> _SET TASK_
Reproduce the data below with every instance of "English" replaced by "Deutsch", leaving all else unchanged.
┏━━
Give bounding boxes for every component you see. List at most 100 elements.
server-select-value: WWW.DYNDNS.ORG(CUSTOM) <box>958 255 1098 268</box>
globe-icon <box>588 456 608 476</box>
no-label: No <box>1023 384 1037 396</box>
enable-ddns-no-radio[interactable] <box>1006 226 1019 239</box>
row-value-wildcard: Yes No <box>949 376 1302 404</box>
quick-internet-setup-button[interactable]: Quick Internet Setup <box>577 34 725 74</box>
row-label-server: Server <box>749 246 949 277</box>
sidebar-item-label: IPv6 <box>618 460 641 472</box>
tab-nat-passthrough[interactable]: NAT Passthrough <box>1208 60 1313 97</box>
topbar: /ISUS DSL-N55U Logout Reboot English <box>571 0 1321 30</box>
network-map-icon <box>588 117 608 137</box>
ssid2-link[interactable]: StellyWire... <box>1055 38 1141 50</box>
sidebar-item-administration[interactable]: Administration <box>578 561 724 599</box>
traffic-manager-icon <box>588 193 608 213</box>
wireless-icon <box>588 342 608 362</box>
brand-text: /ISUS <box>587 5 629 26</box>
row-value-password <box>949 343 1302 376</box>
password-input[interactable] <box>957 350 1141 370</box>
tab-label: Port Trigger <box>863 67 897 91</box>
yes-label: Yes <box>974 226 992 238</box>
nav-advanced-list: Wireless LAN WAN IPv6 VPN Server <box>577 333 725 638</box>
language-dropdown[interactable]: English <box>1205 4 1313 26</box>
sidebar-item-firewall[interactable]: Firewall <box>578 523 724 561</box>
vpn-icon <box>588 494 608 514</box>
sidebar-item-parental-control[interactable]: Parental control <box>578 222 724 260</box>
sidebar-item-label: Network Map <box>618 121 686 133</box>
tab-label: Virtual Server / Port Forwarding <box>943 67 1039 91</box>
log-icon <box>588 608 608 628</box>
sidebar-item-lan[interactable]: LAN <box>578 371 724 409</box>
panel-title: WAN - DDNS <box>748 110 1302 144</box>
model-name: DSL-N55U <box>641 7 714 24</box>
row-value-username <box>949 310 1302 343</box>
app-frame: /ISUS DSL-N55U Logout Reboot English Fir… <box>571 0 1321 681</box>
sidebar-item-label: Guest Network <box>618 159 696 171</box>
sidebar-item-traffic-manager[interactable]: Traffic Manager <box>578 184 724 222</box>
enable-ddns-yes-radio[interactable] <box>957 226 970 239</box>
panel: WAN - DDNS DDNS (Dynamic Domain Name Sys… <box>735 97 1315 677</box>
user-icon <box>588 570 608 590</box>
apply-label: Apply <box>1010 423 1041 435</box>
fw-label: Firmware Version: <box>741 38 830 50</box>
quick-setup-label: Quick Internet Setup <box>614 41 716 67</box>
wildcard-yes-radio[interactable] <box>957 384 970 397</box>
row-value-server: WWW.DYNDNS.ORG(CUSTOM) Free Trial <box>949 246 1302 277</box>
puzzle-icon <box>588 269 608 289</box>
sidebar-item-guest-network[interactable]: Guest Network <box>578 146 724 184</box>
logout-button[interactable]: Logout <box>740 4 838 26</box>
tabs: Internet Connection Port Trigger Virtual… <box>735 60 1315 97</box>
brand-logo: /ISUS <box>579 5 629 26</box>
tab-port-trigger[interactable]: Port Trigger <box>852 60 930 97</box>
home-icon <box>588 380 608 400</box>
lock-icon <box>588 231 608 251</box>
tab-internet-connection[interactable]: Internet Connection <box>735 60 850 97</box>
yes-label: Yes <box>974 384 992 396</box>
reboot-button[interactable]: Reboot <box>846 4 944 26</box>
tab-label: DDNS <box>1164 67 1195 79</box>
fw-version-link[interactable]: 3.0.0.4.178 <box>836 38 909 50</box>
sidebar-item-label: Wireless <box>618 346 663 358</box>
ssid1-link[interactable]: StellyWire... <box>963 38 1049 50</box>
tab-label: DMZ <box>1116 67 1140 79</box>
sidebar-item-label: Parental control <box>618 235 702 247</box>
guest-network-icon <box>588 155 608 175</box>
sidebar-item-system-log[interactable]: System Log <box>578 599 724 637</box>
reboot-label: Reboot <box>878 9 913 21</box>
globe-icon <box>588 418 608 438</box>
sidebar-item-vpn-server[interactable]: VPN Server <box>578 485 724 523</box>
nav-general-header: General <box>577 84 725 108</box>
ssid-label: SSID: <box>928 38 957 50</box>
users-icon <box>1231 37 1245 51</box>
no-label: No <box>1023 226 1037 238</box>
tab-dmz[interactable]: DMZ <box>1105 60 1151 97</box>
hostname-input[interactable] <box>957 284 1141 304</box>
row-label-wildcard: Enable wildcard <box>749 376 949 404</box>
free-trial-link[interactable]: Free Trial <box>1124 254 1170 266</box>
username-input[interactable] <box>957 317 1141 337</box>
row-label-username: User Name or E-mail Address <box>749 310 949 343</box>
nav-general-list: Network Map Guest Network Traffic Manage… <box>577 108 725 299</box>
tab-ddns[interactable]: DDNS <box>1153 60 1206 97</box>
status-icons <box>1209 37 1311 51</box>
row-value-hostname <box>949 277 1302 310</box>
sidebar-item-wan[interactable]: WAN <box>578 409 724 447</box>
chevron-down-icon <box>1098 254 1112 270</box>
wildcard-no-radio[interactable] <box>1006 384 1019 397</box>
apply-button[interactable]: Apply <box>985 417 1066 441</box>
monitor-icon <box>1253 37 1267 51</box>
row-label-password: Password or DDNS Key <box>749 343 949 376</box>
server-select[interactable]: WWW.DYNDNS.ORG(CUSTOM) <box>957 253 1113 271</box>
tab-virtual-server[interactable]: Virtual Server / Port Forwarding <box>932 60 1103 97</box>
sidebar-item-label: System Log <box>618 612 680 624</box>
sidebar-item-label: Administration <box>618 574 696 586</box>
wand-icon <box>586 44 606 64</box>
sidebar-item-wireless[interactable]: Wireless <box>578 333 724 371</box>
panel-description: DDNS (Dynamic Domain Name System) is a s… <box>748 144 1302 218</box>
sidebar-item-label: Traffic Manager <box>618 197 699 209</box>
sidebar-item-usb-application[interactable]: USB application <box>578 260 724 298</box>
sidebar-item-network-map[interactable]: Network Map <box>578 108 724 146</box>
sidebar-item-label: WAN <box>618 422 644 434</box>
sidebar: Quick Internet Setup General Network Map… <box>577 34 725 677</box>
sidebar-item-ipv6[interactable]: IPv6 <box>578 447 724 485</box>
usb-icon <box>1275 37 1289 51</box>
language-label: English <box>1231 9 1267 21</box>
┗━━
> _COMPLETE OUTPUT_
Give bounding boxes for every component you see. List at most 100 elements.
server-select-value: WWW.DYNDNS.ORG(CUSTOM) <box>958 255 1098 268</box>
globe-icon <box>588 456 608 476</box>
no-label: No <box>1023 384 1037 396</box>
enable-ddns-no-radio[interactable] <box>1006 226 1019 239</box>
row-value-wildcard: Yes No <box>949 376 1302 404</box>
quick-internet-setup-button[interactable]: Quick Internet Setup <box>577 34 725 74</box>
row-label-server: Server <box>749 246 949 277</box>
sidebar-item-label: IPv6 <box>618 460 641 472</box>
tab-nat-passthrough[interactable]: NAT Passthrough <box>1208 60 1313 97</box>
topbar: /ISUS DSL-N55U Logout Reboot Deutsch <box>571 0 1321 30</box>
network-map-icon <box>588 117 608 137</box>
ssid2-link[interactable]: StellyWire... <box>1055 38 1141 50</box>
sidebar-item-administration[interactable]: Administration <box>578 561 724 599</box>
traffic-manager-icon <box>588 193 608 213</box>
wireless-icon <box>588 342 608 362</box>
brand-text: /ISUS <box>587 5 629 26</box>
row-value-password <box>949 343 1302 376</box>
password-input[interactable] <box>957 350 1141 370</box>
tab-label: Port Trigger <box>863 67 897 91</box>
yes-label: Yes <box>974 226 992 238</box>
nav-advanced-list: Wireless LAN WAN IPv6 VPN Server <box>577 333 725 638</box>
language-dropdown[interactable]: Deutsch <box>1205 4 1313 26</box>
sidebar-item-firewall[interactable]: Firewall <box>578 523 724 561</box>
vpn-icon <box>588 494 608 514</box>
sidebar-item-parental-control[interactable]: Parental control <box>578 222 724 260</box>
sidebar-item-label: Network Map <box>618 121 686 133</box>
tab-label: Virtual Server / Port Forwarding <box>943 67 1039 91</box>
log-icon <box>588 608 608 628</box>
sidebar-item-lan[interactable]: LAN <box>578 371 724 409</box>
panel-title: WAN - DDNS <box>748 110 1302 144</box>
model-name: DSL-N55U <box>641 7 714 24</box>
row-value-username <box>949 310 1302 343</box>
app-frame: /ISUS DSL-N55U Logout Reboot Deutsch Fir… <box>571 0 1321 681</box>
sidebar-item-label: Guest Network <box>618 159 696 171</box>
sidebar-item-traffic-manager[interactable]: Traffic Manager <box>578 184 724 222</box>
enable-ddns-yes-radio[interactable] <box>957 226 970 239</box>
panel: WAN - DDNS DDNS (Dynamic Domain Name Sys… <box>735 97 1315 677</box>
user-icon <box>588 570 608 590</box>
apply-label: Apply <box>1010 423 1041 435</box>
fw-label: Firmware Version: <box>741 38 830 50</box>
quick-setup-label: Quick Internet Setup <box>614 41 716 67</box>
wildcard-yes-radio[interactable] <box>957 384 970 397</box>
row-value-server: WWW.DYNDNS.ORG(CUSTOM) Free Trial <box>949 246 1302 277</box>
puzzle-icon <box>588 269 608 289</box>
sidebar-item-guest-network[interactable]: Guest Network <box>578 146 724 184</box>
logout-button[interactable]: Logout <box>740 4 838 26</box>
tabs: Internet Connection Port Trigger Virtual… <box>735 60 1315 97</box>
brand-logo: /ISUS <box>579 5 629 26</box>
tab-port-trigger[interactable]: Port Trigger <box>852 60 930 97</box>
home-icon <box>588 380 608 400</box>
lock-icon <box>588 231 608 251</box>
tab-internet-connection[interactable]: Internet Connection <box>735 60 850 97</box>
yes-label: Yes <box>974 384 992 396</box>
reboot-button[interactable]: Reboot <box>846 4 944 26</box>
tab-label: DDNS <box>1164 67 1195 79</box>
fw-version-link[interactable]: 3.0.0.4.178 <box>836 38 909 50</box>
sidebar-item-label: Wireless <box>618 346 663 358</box>
ssid1-link[interactable]: StellyWire... <box>963 38 1049 50</box>
tab-label: DMZ <box>1116 67 1140 79</box>
sidebar-item-label: Parental control <box>618 235 702 247</box>
guest-network-icon <box>588 155 608 175</box>
sidebar-item-system-log[interactable]: System Log <box>578 599 724 637</box>
reboot-label: Reboot <box>878 9 913 21</box>
globe-icon <box>588 418 608 438</box>
sidebar-item-vpn-server[interactable]: VPN Server <box>578 485 724 523</box>
nav-general-header: General <box>577 84 725 108</box>
ssid-label: SSID: <box>928 38 957 50</box>
users-icon <box>1231 37 1245 51</box>
no-label: No <box>1023 226 1037 238</box>
tab-dmz[interactable]: DMZ <box>1105 60 1151 97</box>
hostname-input[interactable] <box>957 284 1141 304</box>
row-label-wildcard: Enable wildcard <box>749 376 949 404</box>
free-trial-link[interactable]: Free Trial <box>1124 254 1170 266</box>
username-input[interactable] <box>957 317 1141 337</box>
row-label-username: User Name or E-mail Address <box>749 310 949 343</box>
nav-general-list: Network Map Guest Network Traffic Manage… <box>577 108 725 299</box>
tab-ddns[interactable]: DDNS <box>1153 60 1206 97</box>
status-icons <box>1209 37 1311 51</box>
row-value-hostname <box>949 277 1302 310</box>
sidebar-item-wan[interactable]: WAN <box>578 409 724 447</box>
chevron-down-icon <box>1098 254 1112 270</box>
wildcard-no-radio[interactable] <box>1006 384 1019 397</box>
apply-button[interactable]: Apply <box>985 417 1066 441</box>
monitor-icon <box>1253 37 1267 51</box>
row-label-password: Password or DDNS Key <box>749 343 949 376</box>
server-select[interactable]: WWW.DYNDNS.ORG(CUSTOM) <box>957 253 1113 271</box>
tab-virtual-server[interactable]: Virtual Server / Port Forwarding <box>932 60 1103 97</box>
sidebar-item-label: System Log <box>618 612 680 624</box>
sidebar-item-label: Administration <box>618 574 696 586</box>
wand-icon <box>586 44 606 64</box>
sidebar-item-wireless[interactable]: Wireless <box>578 333 724 371</box>
panel-description: DDNS (Dynamic Domain Name System) is a s… <box>748 144 1302 218</box>
sidebar-item-label: Traffic Manager <box>618 197 699 209</box>
sidebar-item-usb-application[interactable]: USB application <box>578 260 724 298</box>
sidebar-item-network-map[interactable]: Network Map <box>578 108 724 146</box>
sidebar-item-label: WAN <box>618 422 644 434</box>
sidebar: Quick Internet Setup General Network Map… <box>577 34 725 677</box>
sidebar-item-ipv6[interactable]: IPv6 <box>578 447 724 485</box>
usb-icon <box>1275 37 1289 51</box>
language-label: Deutsch <box>1231 9 1267 21</box>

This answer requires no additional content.